[Recorded data]
[start]

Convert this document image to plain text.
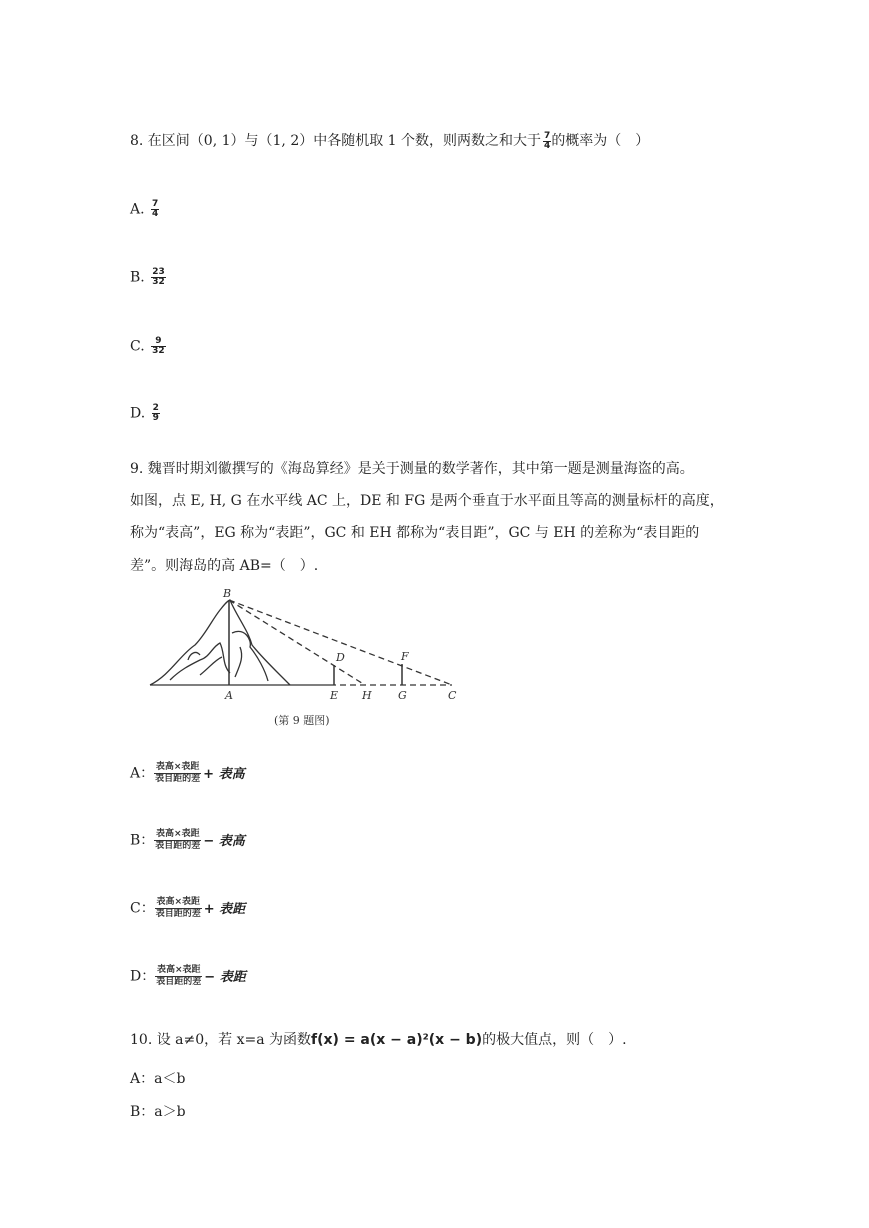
8. 在区间（0, 1）与（1, 2）中各随机取 1 个数，则两数之和大于 $\frac{7}{4}$ 的概率为（　）
A. $\frac{7}{4}$
B. $\frac{23}{32}$
C. $\frac{9}{32}$
D. $\frac{2}{9}$
9. 魏晋时期刘徽撰写的《海岛算经》是关于测量的数学著作，其中第一题是测量海盗的高。
如图，点 E, H, G 在水平线 AC 上，DE 和 FG 是两个垂直于水平面且等高的测量标杆的高度，
称为“表高”，EG 称为“表距”，GC 和 EH 都称为“表目距”，GC 与 EH 的差称为“表目距的
差”。则海岛的高 AB=（　）.
B
A
D	F
E H G	C
(第 9 题图)
A： $\frac{\text{表高×表距}}{\text{表目距的差}}$ + 表高
B： $\frac{\text{表高×表距}}{\text{表目距的差}}$ − 表高
C： $\frac{\text{表高×表距}}{\text{表目距的差}}$ + 表距
D： $\frac{\text{表高×表距}}{\text{表目距的差}}$ − 表距
10. 设 a≠0，若 x=a 为函数f(x) = a(x − a)²(x − b)的极大值点，则（　）.
A：a＜b
B：a＞b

[end]

Copy out all lines above that include the string "text".

- **Answer in full**
Convert this document image to plain text.
A： $\frac{\text{表高×表距}}{\text{表目距的差}}$ + 表高
B： $\frac{\text{表高×表距}}{\text{表目距的差}}$ − 表高
C： $\frac{\text{表高×表距}}{\text{表目距的差}}$ + 表距
D： $\frac{\text{表高×表距}}{\text{表目距的差}}$ − 表距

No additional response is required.